__Extracted records__.
********************
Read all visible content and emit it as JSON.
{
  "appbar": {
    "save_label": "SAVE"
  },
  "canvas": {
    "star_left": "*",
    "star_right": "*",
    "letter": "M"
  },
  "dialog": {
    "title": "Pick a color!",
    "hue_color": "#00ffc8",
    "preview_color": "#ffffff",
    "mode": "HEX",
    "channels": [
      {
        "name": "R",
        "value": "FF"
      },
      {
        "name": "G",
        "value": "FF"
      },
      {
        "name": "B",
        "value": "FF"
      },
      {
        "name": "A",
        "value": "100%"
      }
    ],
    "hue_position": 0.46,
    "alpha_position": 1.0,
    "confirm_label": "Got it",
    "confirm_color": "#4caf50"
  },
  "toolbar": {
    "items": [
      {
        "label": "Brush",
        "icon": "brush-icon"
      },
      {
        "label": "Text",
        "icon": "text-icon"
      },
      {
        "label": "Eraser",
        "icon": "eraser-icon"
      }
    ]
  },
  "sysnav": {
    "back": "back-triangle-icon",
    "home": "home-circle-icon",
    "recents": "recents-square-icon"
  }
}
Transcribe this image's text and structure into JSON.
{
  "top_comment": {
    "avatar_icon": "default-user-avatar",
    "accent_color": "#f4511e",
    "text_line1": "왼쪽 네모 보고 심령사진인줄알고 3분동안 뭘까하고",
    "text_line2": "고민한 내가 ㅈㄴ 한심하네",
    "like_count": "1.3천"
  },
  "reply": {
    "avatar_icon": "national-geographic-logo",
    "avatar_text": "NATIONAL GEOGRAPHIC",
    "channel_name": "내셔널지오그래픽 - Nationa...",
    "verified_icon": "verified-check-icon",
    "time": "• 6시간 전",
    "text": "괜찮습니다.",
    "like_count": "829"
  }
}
********************
__TASK INSTRUCTIONS__.
Exactly as shown, repeat every record.

__EXERCISE RESPONSE__.
Read all visible content and emit it as JSON.
{
  "appbar": {
    "save_label": "SAVE"
  },
  "canvas": {
    "star_left": "*",
    "star_right": "*",
    "letter": "M"
  },
  "dialog": {
    "title": "Pick a color!",
    "hue_color": "#00ffc8",
    "preview_color": "#ffffff",
    "mode": "HEX",
    "channels": [
      {
        "name": "R",
        "value": "FF"
      },
      {
        "name": "G",
        "value": "FF"
      },
      {
        "name": "B",
        "value": "FF"
      },
      {
        "name": "A",
        "value": "100%"
      }
    ],
    "hue_position": 0.46,
    "alpha_position": 1.0,
    "confirm_label": "Got it",
    "confirm_color": "#4caf50"
  },
  "toolbar": {
    "items": [
      {
        "label": "Brush",
        "icon": "brush-icon"
      },
      {
        "label": "Text",
        "icon": "text-icon"
      },
      {
        "label": "Eraser",
        "icon": "eraser-icon"
      }
    ]
  },
  "sysnav": {
    "back": "back-triangle-icon",
    "home": "home-circle-icon",
    "recents": "recents-square-icon"
  }
}
Transcribe this image's text and structure into JSON.
{
  "top_comment": {
    "avatar_icon": "default-user-avatar",
    "accent_color": "#f4511e",
    "text_line1": "왼쪽 네모 보고 심령사진인줄알고 3분동안 뭘까하고",
    "text_line2": "고민한 내가 ㅈㄴ 한심하네",
    "like_count": "1.3천"
  },
  "reply": {
    "avatar_icon": "national-geographic-logo",
    "avatar_text": "NATIONAL GEOGRAPHIC",
    "channel_name": "내셔널지오그래픽 - Nationa...",
    "verified_icon": "verified-check-icon",
    "time": "• 6시간 전",
    "text": "괜찮습니다.",
    "like_count": "829"
  }
}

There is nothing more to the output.